# PROBLEM DETAILS
From the listing below, extract each entry exactly as written, minus the images.

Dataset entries

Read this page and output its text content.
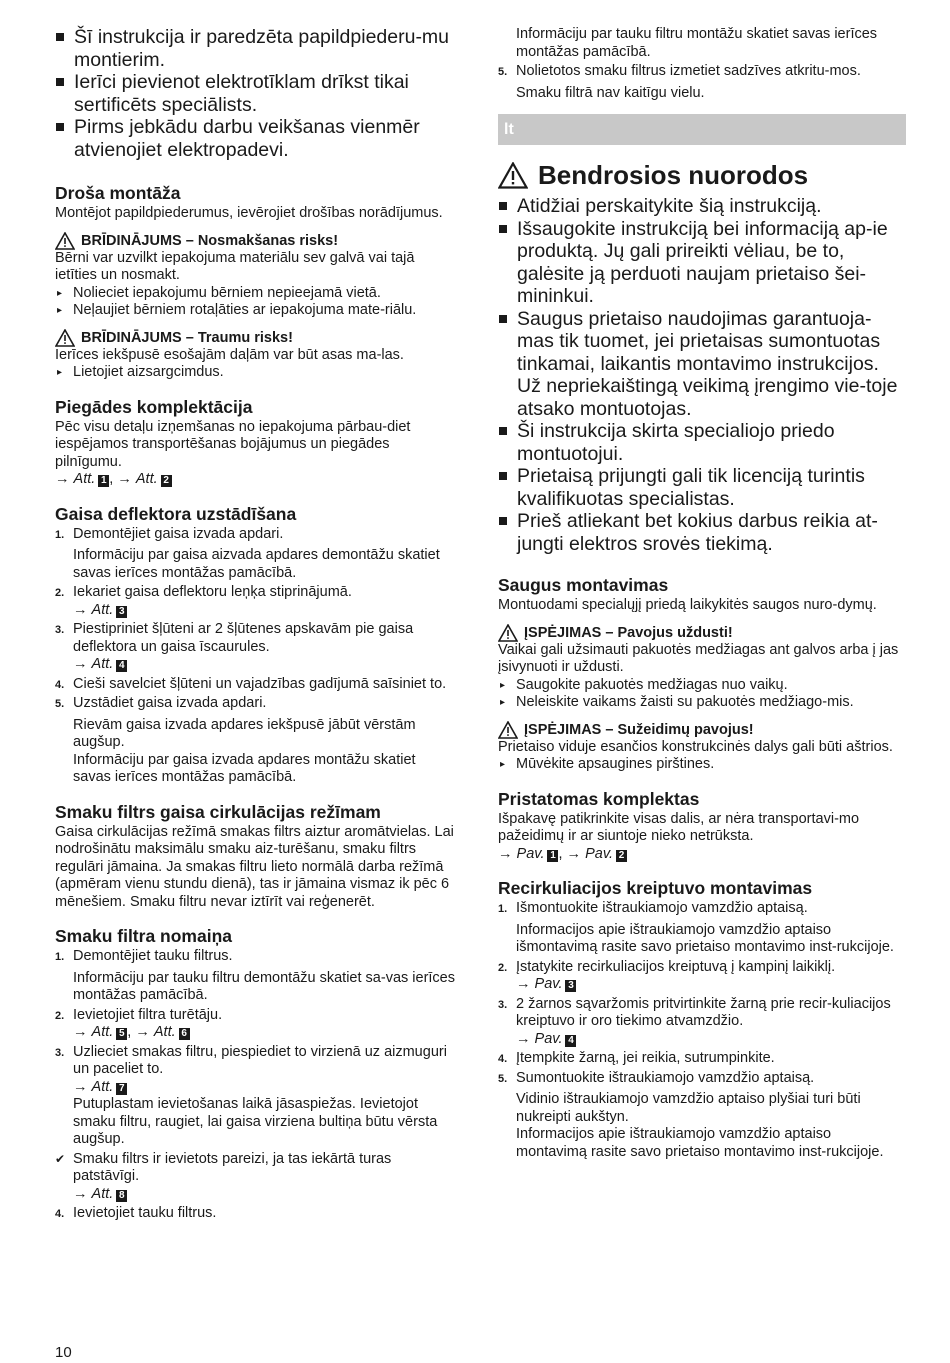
Šī instrukcija ir paredzēta papildpiederu-mu montierim.
Ierīci pievienot elektrotīklam drīkst tikai sertificēts speciālists.
Pirms jebkādu darbu veikšanas vienmēr atvienojiet elektropadevi.
Droša montāža

Montējot papildpiederumus, ievērojiet drošības norādījumus.

BRĪDINĀJUMS – Nosmakšanas risks!

Bērni var uzvilkt iepakojuma materiālu sev galvā vai tajā ietīties un nosmakt.

▸ Nolieciet iepakojumu bērniem nepieejamā vietā.
▸ Neļaujiet bērniem rotaļāties ar iepakojuma mate-riālu.
BRĪDINĀJUMS – Traumu risks!

Ierīces iekšpusē esošajām daļām var būt asas ma-las.

▸ Lietojiet aizsargcimdus.
Piegādes komplektācija

Pēc visu detaļu izņemšanas no iepakojuma pārbau-diet iespējamos transportēšanas bojājumus un piegādes pilnīgumu.

→ Att. 1 , → Att. 2

Gaisa deflektora uzstādīšana
1. Demontējiet gaisa izvada apdari.

Informāciju par gaisa aizvada apdares demontāžu skatiet savas ierīces montāžas pamācībā.

2. Iekariet gaisa deflektoru leņķa stiprinājumā.

→ Att. 3

3. Piestipriniet šļūteni ar 2 šļūtenes apskavām pie gaisa deflektora un gaisa īscaurules.

→ Att. 4

4. Cieši savelciet šļūteni un vajadzības gadījumā saīsiniet to.
5. Uzstādiet gaisa izvada apdari.

Rievām gaisa izvada apdares iekšpusē jābūt vērstām augšup.

Informāciju par gaisa izvada apdares montāžu skatiet savas ierīces montāžas pamācībā.

Smaku filtrs gaisa cirkulācijas režīmam

Gaisa cirkulācijas režīmā smakas filtrs aiztur aromātvielas. Lai nodrošinātu maksimālu smaku aiz-turēšanu, smaku filtrs regulāri jāmaina. Ja smakas filtru lieto normālā darba režīmā (apmēram vienu stundu dienā), tas ir jāmaina vismaz ik pēc 6 mēnešiem. Smaku filtru nevar iztīrīt vai reģenerēt.

Smaku filtra nomaiņa
1. Demontējiet tauku filtrus.

Informāciju par tauku filtru demontāžu skatiet sa-vas ierīces montāžas pamācībā.

2. Ievietojiet filtra turētāju.

→ Att. 5 , → Att. 6

3. Uzlieciet smakas filtru, piespiediet to virzienā uz aizmuguri un paceliet to.

→ Att. 7

Putuplastam ievietošanas laikā jāsaspiežas. Ievietojot smaku filtru, raugiet, lai gaisa virziena bultiņa būtu vērsta augšup.

✔ Smaku filtrs ir ievietots pareizi, ja tas iekārtā turas patstāvīgi.

→ Att. 8

4. Ievietojiet tauku filtrus.

Informāciju par tauku filtru montāžu skatiet savas ierīces montāžas pamācībā.

5. Nolietotos smaku filtrus izmetiet sadzīves atkritu-mos.

Smaku filtrā nav kaitīgu vielu.

lt
Bendrosios nuorodos
Atidžiai perskaitykite šią instrukciją.
Išsaugokite instrukciją bei informaciją ap-ie produktą. Jų gali prireikti vėliau, be to, galėsite ją perduoti naujam prietaiso šei-mininkui.
Saugus prietaiso naudojimas garantuoja-mas tik tuomet, jei prietaisas sumontuotas tinkamai, laikantis montavimo instrukcijos. Už nepriekaištingą veikimą įrengimo vie-toje atsako montuotojas.
Ši instrukcija skirta specialiojo priedo montuotojui.
Prietaisą prijungti gali tik licenciją turintis kvalifikuotas specialistas.
Prieš atliekant bet kokius darbus reikia at-jungti elektros srovės tiekimą.
Saugus montavimas

Montuodami specialųjį priedą laikykitės saugos nuro-dymų.

ĮSPĖJIMAS – Pavojus uždusti!

Vaikai gali užsimauti pakuotės medžiagas ant galvos arba į jas įsivynuoti ir uždusti.

▸ Saugokite pakuotės medžiagas nuo vaikų.
▸ Neleiskite vaikams žaisti su pakuotės medžiago-mis.
ĮSPĖJIMAS – Sužeidimų pavojus!

Prietaiso viduje esančios konstrukcinės dalys gali būti aštrios.

▸ Mūvėkite apsaugines pirštines.
Pristatomas komplektas

Išpakavę patikrinkite visas dalis, ar nėra transportavi-mo pažeidimų ir ar siuntoje nieko netrūksta.

→ Pav. 1 , → Pav. 2

Recirkuliacijos kreiptuvo montavimas
1. Išmontuokite ištraukiamojo vamzdžio aptaisą.

Informacijos apie ištraukiamojo vamzdžio aptaiso išmontavimą rasite savo prietaiso montavimo inst-rukcijoje.

2. Įstatykite recirkuliacijos kreiptuvą į kampinį laikiklį.

→ Pav. 3

3. 2 žarnos sąvaržomis pritvirtinkite žarną prie recir-kuliacijos kreiptuvo ir oro tiekimo atvamzdžio.

→ Pav. 4

4. Įtempkite žarną, jei reikia, sutrumpinkite.
5. Sumontuokite ištraukiamojo vamzdžio aptaisą.

Vidinio ištraukiamojo vamzdžio aptaiso plyšiai turi būti nukreipti aukštyn.

Informacijos apie ištraukiamojo vamzdžio aptaiso montavimą rasite savo prietaiso montavimo inst-rukcijoje.

10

# FULL SOLUTION
Read this page and output its text content.
Šī instrukcija ir paredzēta papildpiederu-mu montierim.
Ierīci pievienot elektrotīklam drīkst tikai sertificēts speciālists.
Pirms jebkādu darbu veikšanas vienmēr atvienojiet elektropadevi.
Droša montāža

Montējot papildpiederumus, ievērojiet drošības norādījumus.

BRĪDINĀJUMS – Nosmakšanas risks!

Bērni var uzvilkt iepakojuma materiālu sev galvā vai tajā ietīties un nosmakt.

▸ Nolieciet iepakojumu bērniem nepieejamā vietā.
▸ Neļaujiet bērniem rotaļāties ar iepakojuma mate-riālu.
BRĪDINĀJUMS – Traumu risks!

Ierīces iekšpusē esošajām daļām var būt asas ma-las.

▸ Lietojiet aizsargcimdus.
Piegādes komplektācija

Pēc visu detaļu izņemšanas no iepakojuma pārbau-diet iespējamos transportēšanas bojājumus un piegādes pilnīgumu.

→ Att. 1 , → Att. 2

Gaisa deflektora uzstādīšana
1. Demontējiet gaisa izvada apdari.

Informāciju par gaisa aizvada apdares demontāžu skatiet savas ierīces montāžas pamācībā.

2. Iekariet gaisa deflektoru leņķa stiprinājumā.

→ Att. 3

3. Piestipriniet šļūteni ar 2 šļūtenes apskavām pie gaisa deflektora un gaisa īscaurules.

→ Att. 4

4. Cieši savelciet šļūteni un vajadzības gadījumā saīsiniet to.
5. Uzstādiet gaisa izvada apdari.

Rievām gaisa izvada apdares iekšpusē jābūt vērstām augšup.

Informāciju par gaisa izvada apdares montāžu skatiet savas ierīces montāžas pamācībā.

Smaku filtrs gaisa cirkulācijas režīmam

Gaisa cirkulācijas režīmā smakas filtrs aiztur aromātvielas. Lai nodrošinātu maksimālu smaku aiz-turēšanu, smaku filtrs regulāri jāmaina. Ja smakas filtru lieto normālā darba režīmā (apmēram vienu stundu dienā), tas ir jāmaina vismaz ik pēc 6 mēnešiem. Smaku filtru nevar iztīrīt vai reģenerēt.

Smaku filtra nomaiņa
1. Demontējiet tauku filtrus.

Informāciju par tauku filtru demontāžu skatiet sa-vas ierīces montāžas pamācībā.

2. Ievietojiet filtra turētāju.

→ Att. 5 , → Att. 6

3. Uzlieciet smakas filtru, piespiediet to virzienā uz aizmuguri un paceliet to.

→ Att. 7

Putuplastam ievietošanas laikā jāsaspiežas. Ievietojot smaku filtru, raugiet, lai gaisa virziena bultiņa būtu vērsta augšup.

✔ Smaku filtrs ir ievietots pareizi, ja tas iekārtā turas patstāvīgi.

→ Att. 8

4. Ievietojiet tauku filtrus.

Informāciju par tauku filtru montāžu skatiet savas ierīces montāžas pamācībā.

5. Nolietotos smaku filtrus izmetiet sadzīves atkritu-mos.

Smaku filtrā nav kaitīgu vielu.

lt
Bendrosios nuorodos
Atidžiai perskaitykite šią instrukciją.
Išsaugokite instrukciją bei informaciją ap-ie produktą. Jų gali prireikti vėliau, be to, galėsite ją perduoti naujam prietaiso šei-mininkui.
Saugus prietaiso naudojimas garantuoja-mas tik tuomet, jei prietaisas sumontuotas tinkamai, laikantis montavimo instrukcijos. Už nepriekaištingą veikimą įrengimo vie-toje atsako montuotojas.
Ši instrukcija skirta specialiojo priedo montuotojui.
Prietaisą prijungti gali tik licenciją turintis kvalifikuotas specialistas.
Prieš atliekant bet kokius darbus reikia at-jungti elektros srovės tiekimą.
Saugus montavimas

Montuodami specialųjį priedą laikykitės saugos nuro-dymų.

ĮSPĖJIMAS – Pavojus uždusti!

Vaikai gali užsimauti pakuotės medžiagas ant galvos arba į jas įsivynuoti ir uždusti.

▸ Saugokite pakuotės medžiagas nuo vaikų.
▸ Neleiskite vaikams žaisti su pakuotės medžiago-mis.
ĮSPĖJIMAS – Sužeidimų pavojus!

Prietaiso viduje esančios konstrukcinės dalys gali būti aštrios.

▸ Mūvėkite apsaugines pirštines.
Pristatomas komplektas

Išpakavę patikrinkite visas dalis, ar nėra transportavi-mo pažeidimų ir ar siuntoje nieko netrūksta.

→ Pav. 1 , → Pav. 2

Recirkuliacijos kreiptuvo montavimas
1. Išmontuokite ištraukiamojo vamzdžio aptaisą.

Informacijos apie ištraukiamojo vamzdžio aptaiso išmontavimą rasite savo prietaiso montavimo inst-rukcijoje.

2. Įstatykite recirkuliacijos kreiptuvą į kampinį laikiklį.

→ Pav. 3

3. 2 žarnos sąvaržomis pritvirtinkite žarną prie recir-kuliacijos kreiptuvo ir oro tiekimo atvamzdžio.

→ Pav. 4

4. Įtempkite žarną, jei reikia, sutrumpinkite.
5. Sumontuokite ištraukiamojo vamzdžio aptaisą.

Vidinio ištraukiamojo vamzdžio aptaiso plyšiai turi būti nukreipti aukštyn.

Informacijos apie ištraukiamojo vamzdžio aptaiso montavimą rasite savo prietaiso montavimo inst-rukcijoje.

10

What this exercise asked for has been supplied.